→ Written instruction:
Format the records as a JSON list of strings, one string per line, leaving out any blank lines.

(Stored data entries)
'''
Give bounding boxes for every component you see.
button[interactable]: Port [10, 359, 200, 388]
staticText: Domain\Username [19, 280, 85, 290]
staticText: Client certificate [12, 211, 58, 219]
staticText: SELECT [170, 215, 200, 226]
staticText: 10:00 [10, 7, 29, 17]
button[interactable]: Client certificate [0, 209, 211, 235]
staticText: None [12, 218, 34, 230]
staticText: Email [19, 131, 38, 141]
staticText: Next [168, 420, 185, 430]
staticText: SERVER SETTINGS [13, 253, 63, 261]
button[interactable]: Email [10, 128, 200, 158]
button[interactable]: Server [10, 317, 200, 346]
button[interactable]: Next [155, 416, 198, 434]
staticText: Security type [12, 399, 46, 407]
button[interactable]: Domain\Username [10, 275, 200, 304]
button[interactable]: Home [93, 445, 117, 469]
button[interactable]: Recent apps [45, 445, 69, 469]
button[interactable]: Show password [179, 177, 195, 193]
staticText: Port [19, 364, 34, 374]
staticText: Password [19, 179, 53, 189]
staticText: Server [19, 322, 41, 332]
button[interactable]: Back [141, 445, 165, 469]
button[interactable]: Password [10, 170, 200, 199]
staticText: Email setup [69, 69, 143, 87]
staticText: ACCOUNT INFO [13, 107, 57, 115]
'''
→ Result of this exercise:
[
  "Give bounding boxes for every component you see.",
  "button[interactable]: Port [10, 359, 200, 388]",
  "staticText: Domain\\Username [19, 280, 85, 290]",
  "staticText: Client certificate [12, 211, 58, 219]",
  "staticText: SELECT [170, 215, 200, 226]",
  "staticText: 10:00 [10, 7, 29, 17]",
  "button[interactable]: Client certificate [0, 209, 211, 235]",
  "staticText: None [12, 218, 34, 230]",
  "staticText: Email [19, 131, 38, 141]",
  "staticText: Next [168, 420, 185, 430]",
  "staticText: SERVER SETTINGS [13, 253, 63, 261]",
  "button[interactable]: Email [10, 128, 200, 158]",
  "button[interactable]: Server [10, 317, 200, 346]",
  "button[interactable]: Next [155, 416, 198, 434]",
  "staticText: Security type [12, 399, 46, 407]",
  "button[interactable]: Domain\\Username [10, 275, 200, 304]",
  "button[interactable]: Home [93, 445, 117, 469]",
  "button[interactable]: Recent apps [45, 445, 69, 469]",
  "button[interactable]: Show password [179, 177, 195, 193]",
  "staticText: Port [19, 364, 34, 374]",
  "staticText: Password [19, 179, 53, 189]",
  "staticText: Server [19, 322, 41, 332]",
  "button[interactable]: Back [141, 445, 165, 469]",
  "button[interactable]: Password [10, 170, 200, 199]",
  "staticText: Email setup [69, 69, 143, 87]",
  "staticText: ACCOUNT INFO [13, 107, 57, 115]"
]